**DATASET EXTRACT**

..........

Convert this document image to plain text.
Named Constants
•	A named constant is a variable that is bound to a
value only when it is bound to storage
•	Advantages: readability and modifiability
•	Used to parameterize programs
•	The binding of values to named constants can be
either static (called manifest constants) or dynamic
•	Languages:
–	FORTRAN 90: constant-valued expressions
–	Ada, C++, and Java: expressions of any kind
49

..........

**REQUEST**
Retype the material in full. Each word must match.

**RESULT**
Convert this document image to plain text.
Named Constants
•	A named constant is a variable that is bound to a
value only when it is bound to storage
•	Advantages: readability and modifiability
•	Used to parameterize programs
•	The binding of values to named constants can be
either static (called manifest constants) or dynamic
•	Languages:
–	FORTRAN 90: constant-valued expressions
–	Ada, C++, and Java: expressions of any kind
49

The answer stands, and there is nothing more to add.